| WRITTEN PROBLEM |
Look for the string "课后视频" in every line, and copy each line that has it.

| AVAILABLE RECORDS |
-- begin --

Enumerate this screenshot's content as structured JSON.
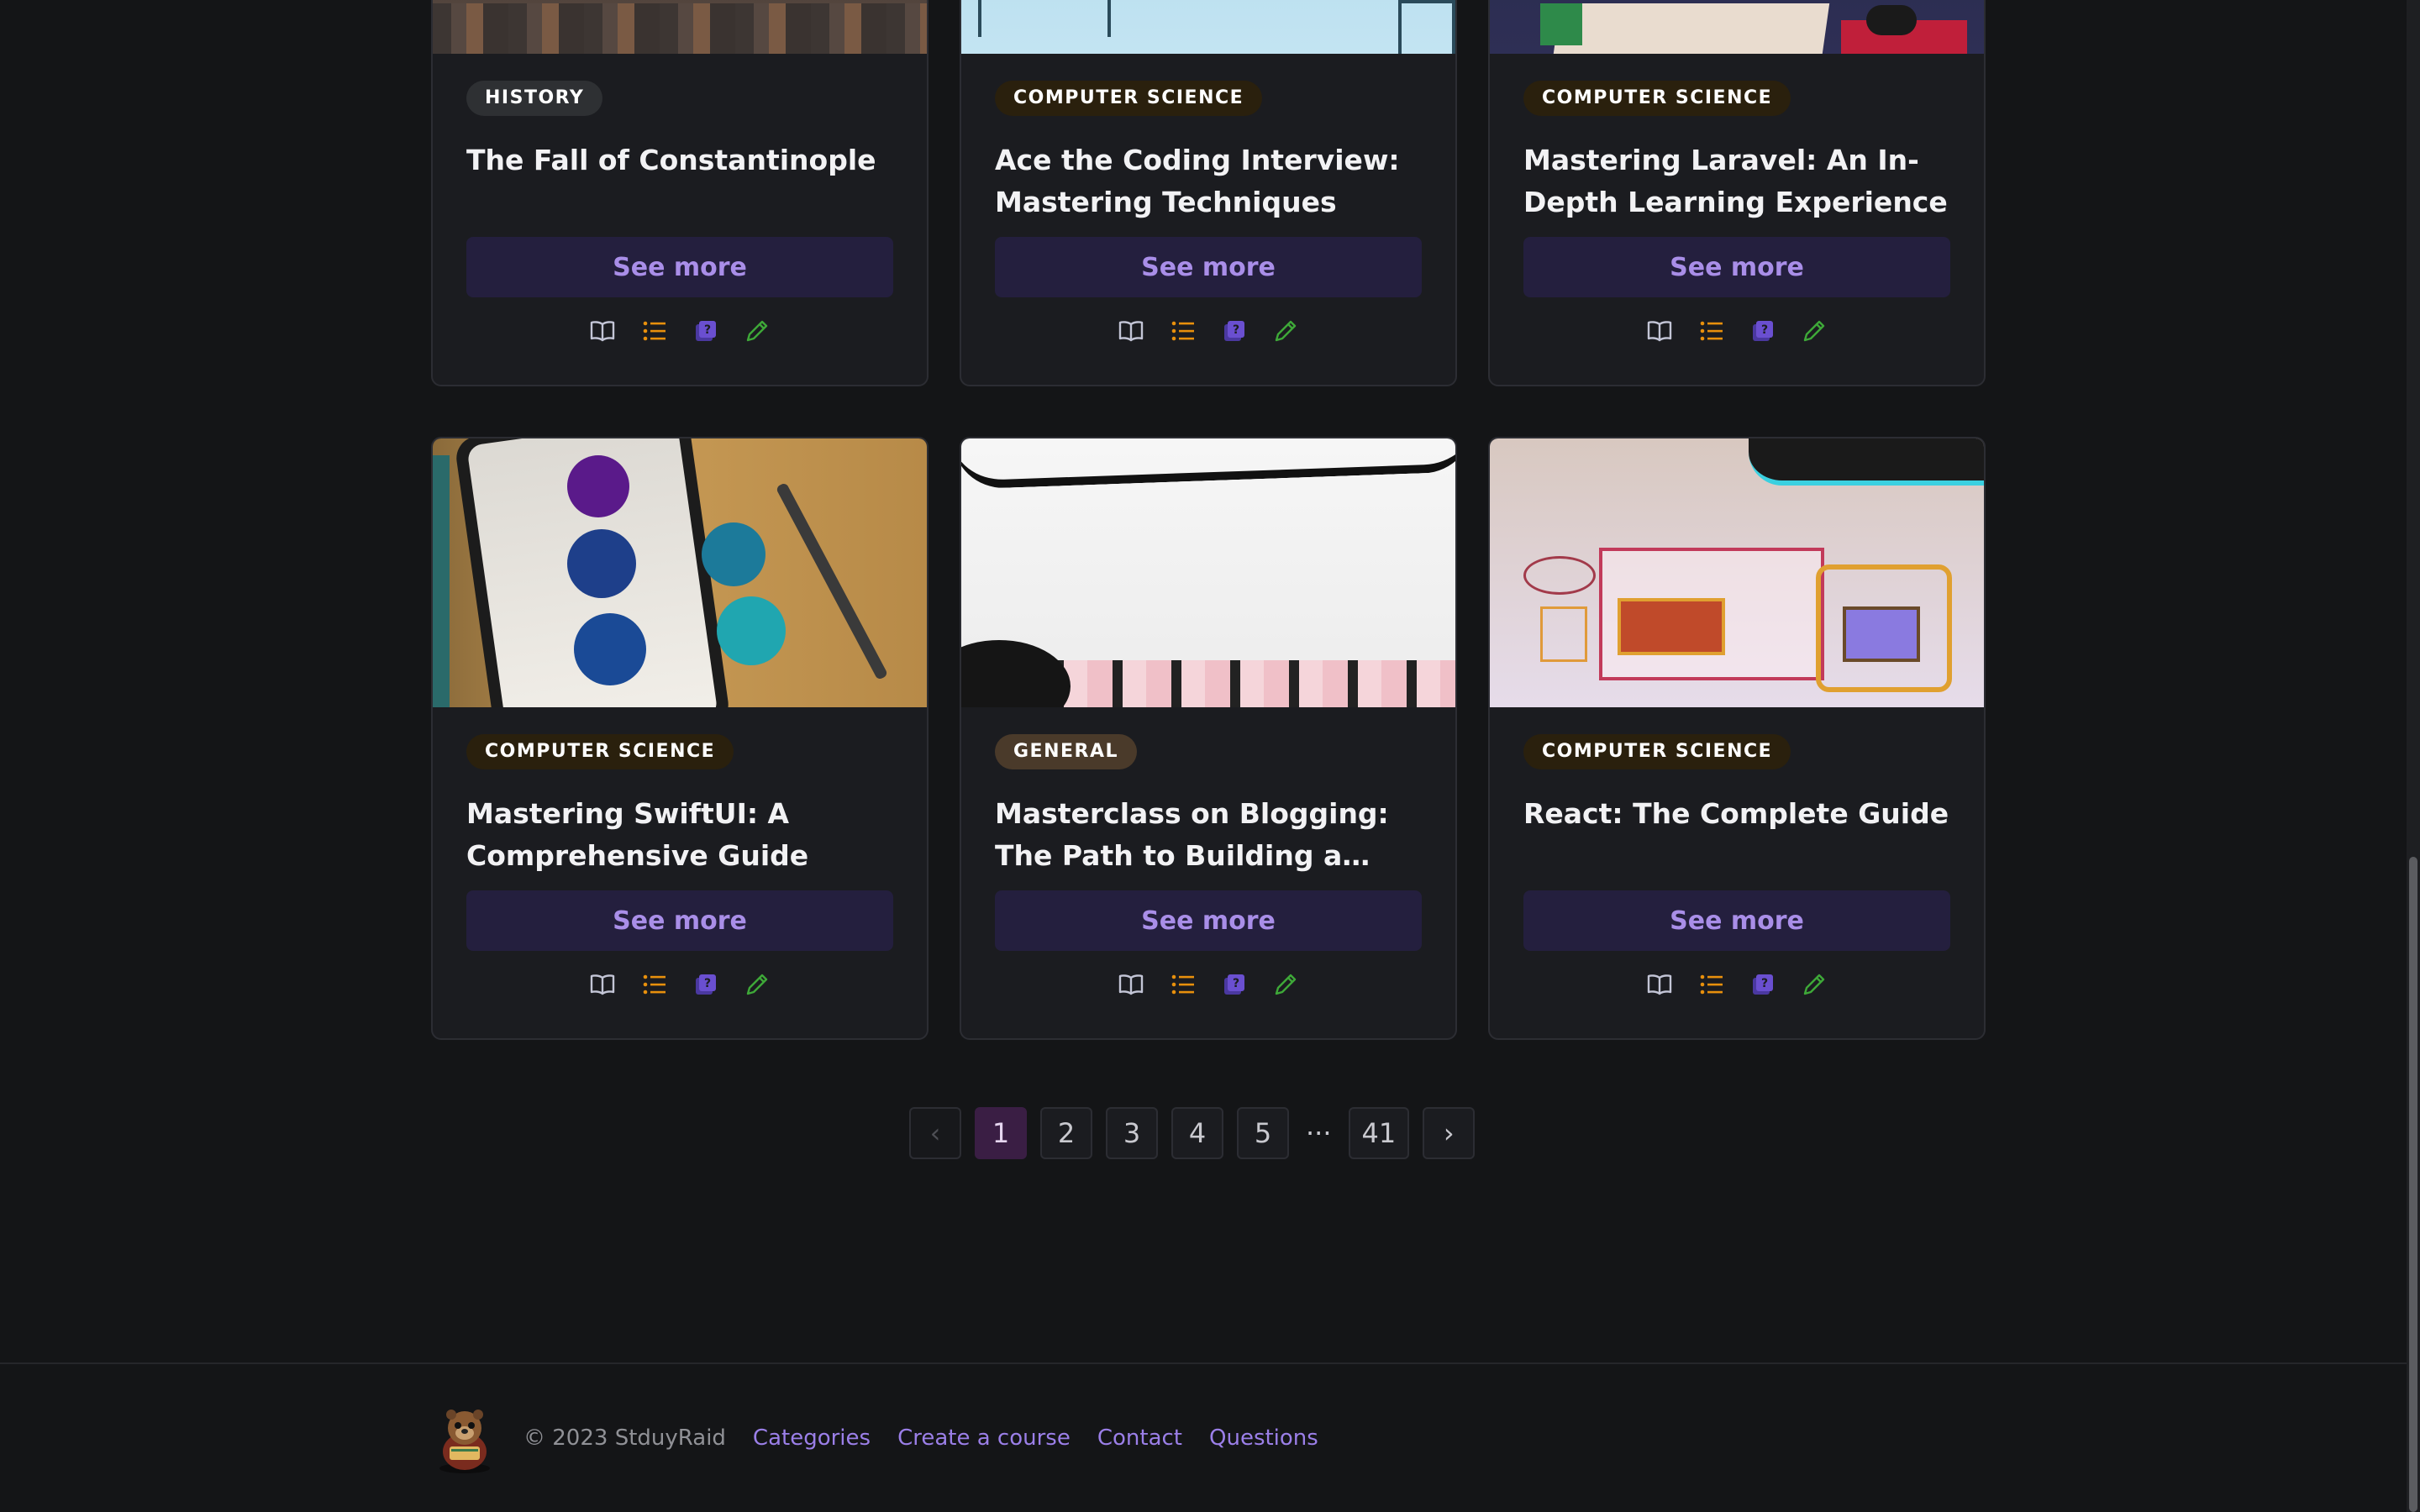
{
  "cards": [
    {
      "category": "HISTORY",
      "title": "The Fall of Constantinople",
      "button": "See more"
    },
    {
      "category": "COMPUTER SCIENCE",
      "title": "Ace the Coding Interview: Mastering Techniques and…",
      "button": "See more"
    },
    {
      "category": "COMPUTER SCIENCE",
      "title": "Mastering Laravel: An In-Depth Learning Experience",
      "button": "See more"
    },
    {
      "category": "COMPUTER SCIENCE",
      "title": "Mastering SwiftUI: A Comprehensive Guide",
      "button": "See more"
    },
    {
      "category": "GENERAL",
      "title": "Masterclass on Blogging: The Path to Building a…",
      "button": "See more"
    },
    {
      "category": "COMPUTER SCIENCE",
      "title": "React: The Complete Guide",
      "button": "See more"
    }
  ],
  "card_icons": [
    "book-icon",
    "list-icon",
    "quiz-book-icon",
    "pencil-icon"
  ],
  "pagination": {
    "prev": "‹",
    "pages": [
      "1",
      "2",
      "3",
      "4",
      "5"
    ],
    "current": "1",
    "ellipsis": "···",
    "last": "41",
    "next": "›"
  },
  "footer": {
    "copyright": "© 2023 StduyRaid",
    "links": [
      "Categories",
      "Create a course",
      "Contact",
      "Questions"
    ]
  },
  "colors": {
    "background": "#141517",
    "card": "#1b1c20",
    "button_bg": "#241f3e",
    "button_text": "#a98ee8",
    "active_page": "#3a1e44",
    "link": "#9b7fe8",
    "icon_book": "#c3c5d6",
    "icon_list": "#e8900c",
    "icon_quiz": "#6a4fd0",
    "icon_pencil": "#3ea838"
  }
}
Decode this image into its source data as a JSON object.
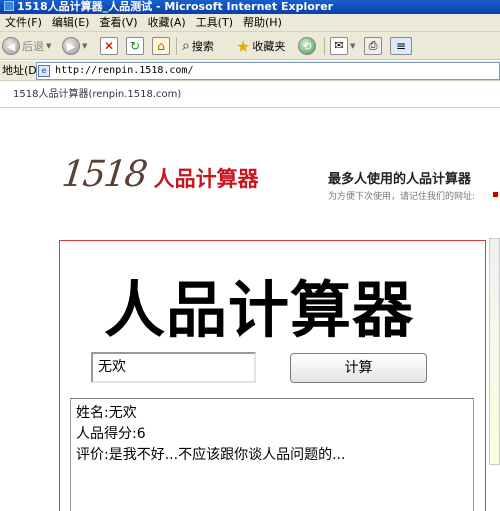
{
  "window": {
    "title": "1518人品计算器_人品测试 - Microsoft Internet Explorer"
  },
  "menu": {
    "items": [
      "文件(F)",
      "编辑(E)",
      "查看(V)",
      "收藏(A)",
      "工具(T)",
      "帮助(H)"
    ]
  },
  "toolbar": {
    "back_label": "后退",
    "search_label": "搜索",
    "favorites_label": "收藏夹"
  },
  "address": {
    "label": "地址(D)",
    "url": "http://renpin.1518.com/"
  },
  "tab": {
    "title": "1518人品计算器(renpin.1518.com)"
  },
  "header": {
    "logo_number": "1518",
    "logo_text": "人品计算器",
    "slogan": "最多人使用的人品计算器",
    "slogan_sub": "为方便下次使用，请记住我们的网址:"
  },
  "calculator": {
    "title": "人品计算器",
    "name_value": "无欢",
    "button_label": "计算"
  },
  "result": {
    "name_line": "姓名:无欢",
    "score_line": "人品得分:6",
    "comment_line": "评价:是我不好...不应该跟你谈人品问题的..."
  },
  "colors": {
    "brand_red": "#c8161e",
    "panel_border": "#d43b3b",
    "logo_brown": "#5a4036"
  }
}
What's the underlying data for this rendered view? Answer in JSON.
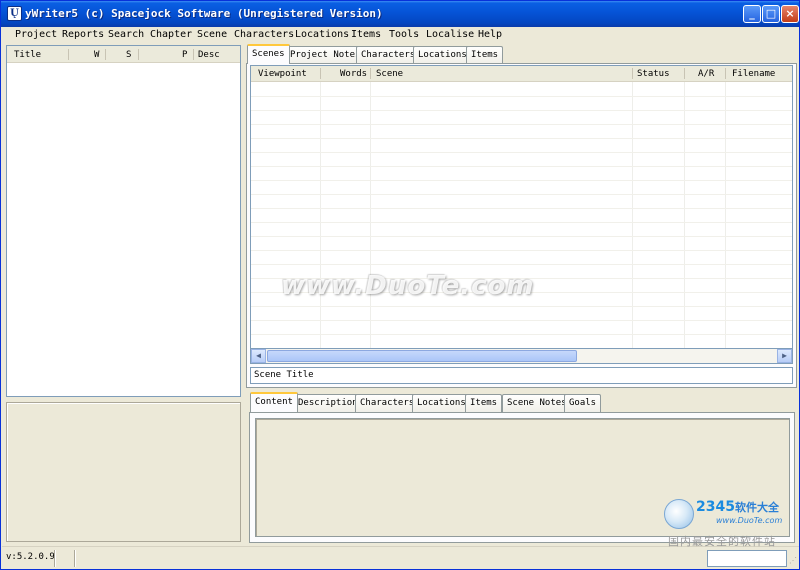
{
  "window": {
    "title": "yWriter5 (c) Spacejock Software (Unregistered Version)",
    "minimize": "_",
    "maximize": "□",
    "close": "×"
  },
  "menu": [
    "Project",
    "Reports",
    "Search",
    "Chapter",
    "Scene",
    "Characters",
    "Locations",
    "Items",
    "Tools",
    "Localise",
    "Help"
  ],
  "chapter_list": {
    "columns": [
      "Title",
      "W",
      "S",
      "P",
      "Desc"
    ]
  },
  "top_tabs": [
    "Scenes",
    "Project Notes",
    "Characters",
    "Locations",
    "Items"
  ],
  "scene_grid": {
    "columns": [
      "Viewpoint",
      "Words",
      "Scene",
      "Status",
      "A/R",
      "Filename"
    ]
  },
  "scene_title": "Scene Title",
  "bottom_tabs": [
    "Content",
    "Description",
    "Characters",
    "Locations",
    "Items",
    "Scene Notes",
    "Goals"
  ],
  "status": {
    "version": "v:5.2.0.9"
  },
  "watermark": {
    "text": "www.DuoTe.com"
  },
  "logo": {
    "brand": "2345",
    "brand_suffix": "软件大全",
    "url": "www.DuoTe.com",
    "tagline": "国内最安全的软件站"
  },
  "colors": {
    "titlebar": "#0553d6",
    "active_tab_accent": "#ffc83c",
    "window_bg": "#ece9d8"
  }
}
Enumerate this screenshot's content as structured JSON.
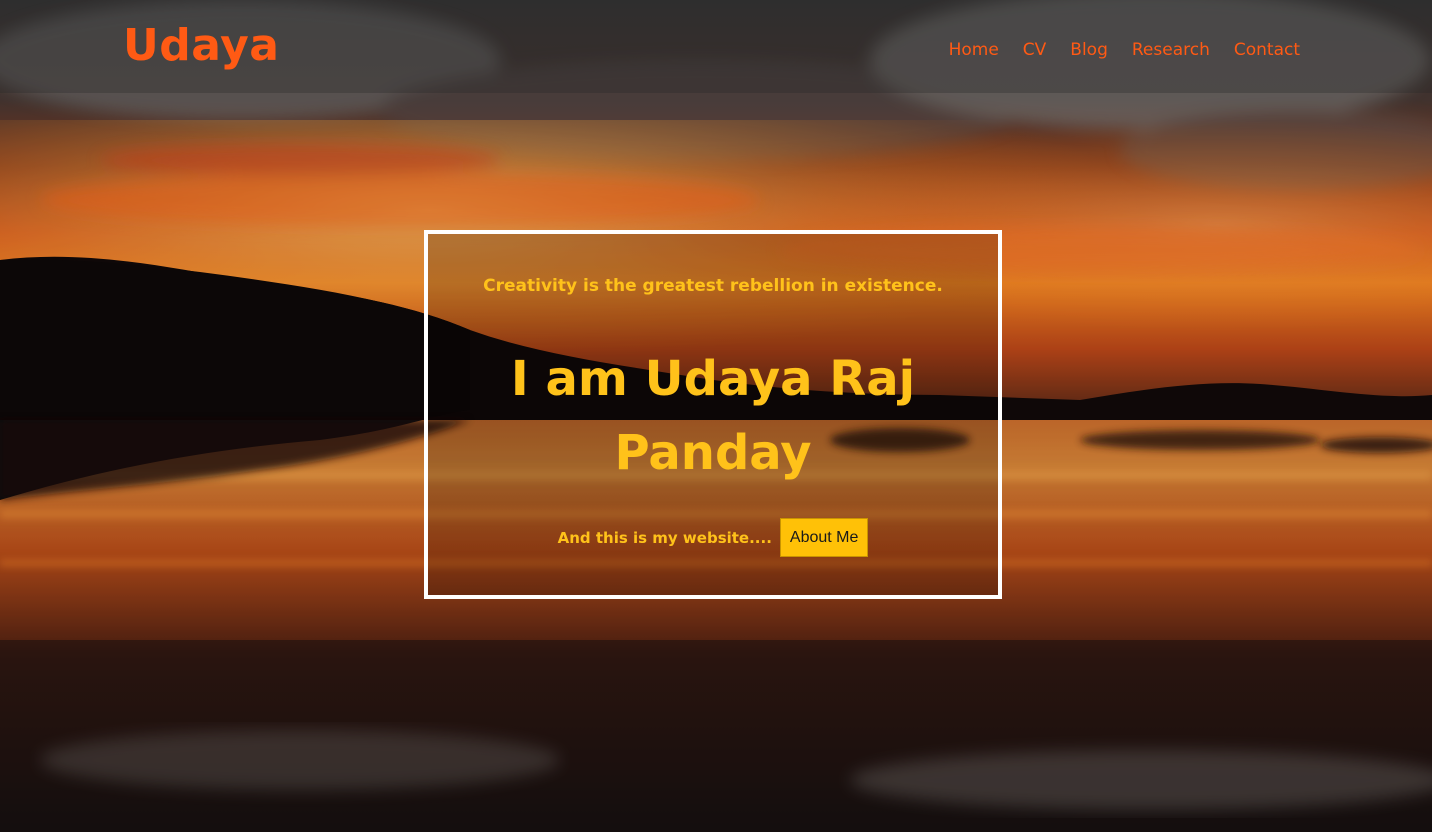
{
  "header": {
    "logo": "Udaya",
    "nav": [
      {
        "label": "Home"
      },
      {
        "label": "CV"
      },
      {
        "label": "Blog"
      },
      {
        "label": "Research"
      },
      {
        "label": "Contact"
      }
    ]
  },
  "hero": {
    "tagline": "Creativity is the greatest rebellion in existence.",
    "headline": "I am Udaya Raj Panday",
    "subtext": "And this is my website....",
    "button_label": "About Me"
  },
  "colors": {
    "accent": "#ff5a14",
    "hero_text": "#ffc21a",
    "button_bg": "#ffc107",
    "box_border": "#ffffff"
  },
  "background": {
    "description_icon": "sunset-lake-photo"
  }
}
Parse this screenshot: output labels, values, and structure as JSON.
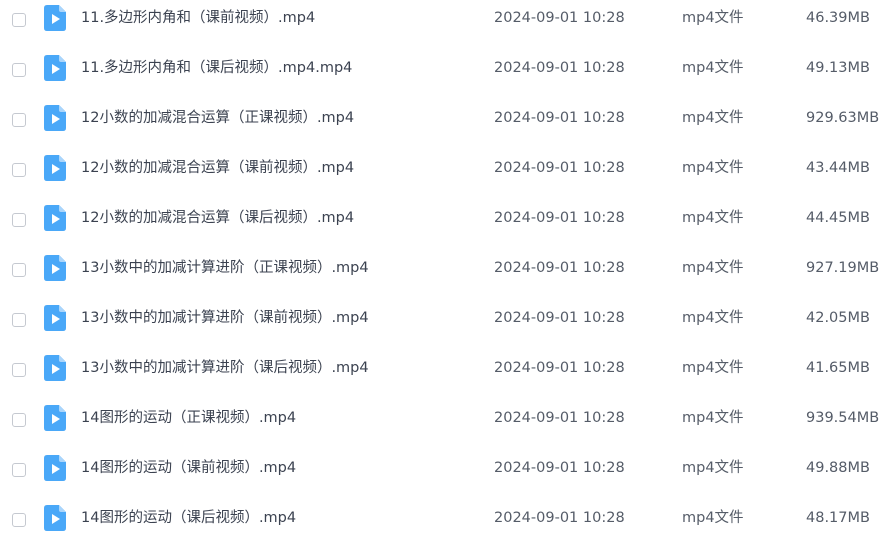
{
  "file_list": {
    "icon": "video-file-icon",
    "icon_color": "#4aa8f8",
    "rows": [
      {
        "name": "11.多边形内角和（课前视频）.mp4",
        "modified": "2024-09-01 10:28",
        "type": "mp4文件",
        "size": "46.39MB"
      },
      {
        "name": "11.多边形内角和（课后视频）.mp4.mp4",
        "modified": "2024-09-01 10:28",
        "type": "mp4文件",
        "size": "49.13MB"
      },
      {
        "name": "12小数的加减混合运算（正课视频）.mp4",
        "modified": "2024-09-01 10:28",
        "type": "mp4文件",
        "size": "929.63MB"
      },
      {
        "name": "12小数的加减混合运算（课前视频）.mp4",
        "modified": "2024-09-01 10:28",
        "type": "mp4文件",
        "size": "43.44MB"
      },
      {
        "name": "12小数的加减混合运算（课后视频）.mp4",
        "modified": "2024-09-01 10:28",
        "type": "mp4文件",
        "size": "44.45MB"
      },
      {
        "name": "13小数中的加减计算进阶（正课视频）.mp4",
        "modified": "2024-09-01 10:28",
        "type": "mp4文件",
        "size": "927.19MB"
      },
      {
        "name": "13小数中的加减计算进阶（课前视频）.mp4",
        "modified": "2024-09-01 10:28",
        "type": "mp4文件",
        "size": "42.05MB"
      },
      {
        "name": "13小数中的加减计算进阶（课后视频）.mp4",
        "modified": "2024-09-01 10:28",
        "type": "mp4文件",
        "size": "41.65MB"
      },
      {
        "name": "14图形的运动（正课视频）.mp4",
        "modified": "2024-09-01 10:28",
        "type": "mp4文件",
        "size": "939.54MB"
      },
      {
        "name": "14图形的运动（课前视频）.mp4",
        "modified": "2024-09-01 10:28",
        "type": "mp4文件",
        "size": "49.88MB"
      },
      {
        "name": "14图形的运动（课后视频）.mp4",
        "modified": "2024-09-01 10:28",
        "type": "mp4文件",
        "size": "48.17MB"
      }
    ]
  }
}
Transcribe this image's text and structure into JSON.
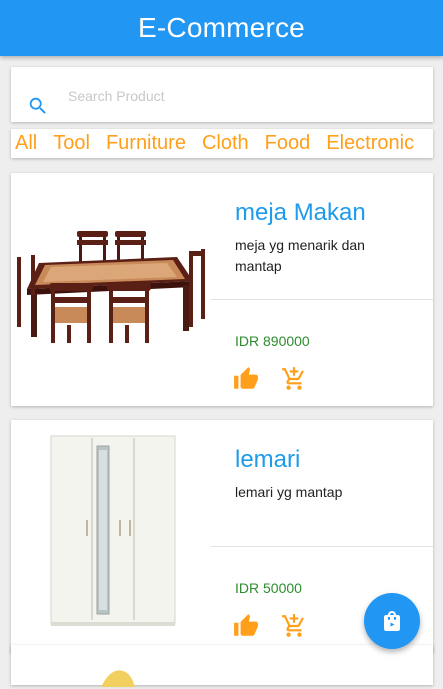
{
  "app": {
    "title": "E-Commerce",
    "colors": {
      "primary": "#2196f3",
      "accent": "#ff9f1a",
      "price": "#2e8b2e",
      "title": "#1e9be9"
    }
  },
  "search": {
    "placeholder": "Search Product",
    "value": "",
    "icon": "search-icon"
  },
  "categories": [
    "All",
    "Tool",
    "Furniture",
    "Cloth",
    "Food",
    "Electronic"
  ],
  "products": [
    {
      "name": "meja Makan",
      "description": "meja yg menarik dan mantap",
      "price": "IDR 890000",
      "image": "dining-table-image",
      "actions": [
        "thumb-up-icon",
        "add-shopping-cart-icon"
      ]
    },
    {
      "name": "lemari",
      "description": "lemari yg mantap",
      "price": "IDR 50000",
      "image": "wardrobe-image",
      "actions": [
        "thumb-up-icon",
        "add-shopping-cart-icon"
      ]
    }
  ],
  "fab": {
    "icon": "shopping-bag-icon"
  }
}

-- end --

| RESULT BELOW |
        "name": "11.多边形内角和（课后视频）.mp4.mp4",
        "name": "12小数的加减混合运算（课后视频）.mp4",
        "name": "13小数中的加减计算进阶（课后视频）.mp4",
        "name": "14图形的运动（课后视频）.mp4",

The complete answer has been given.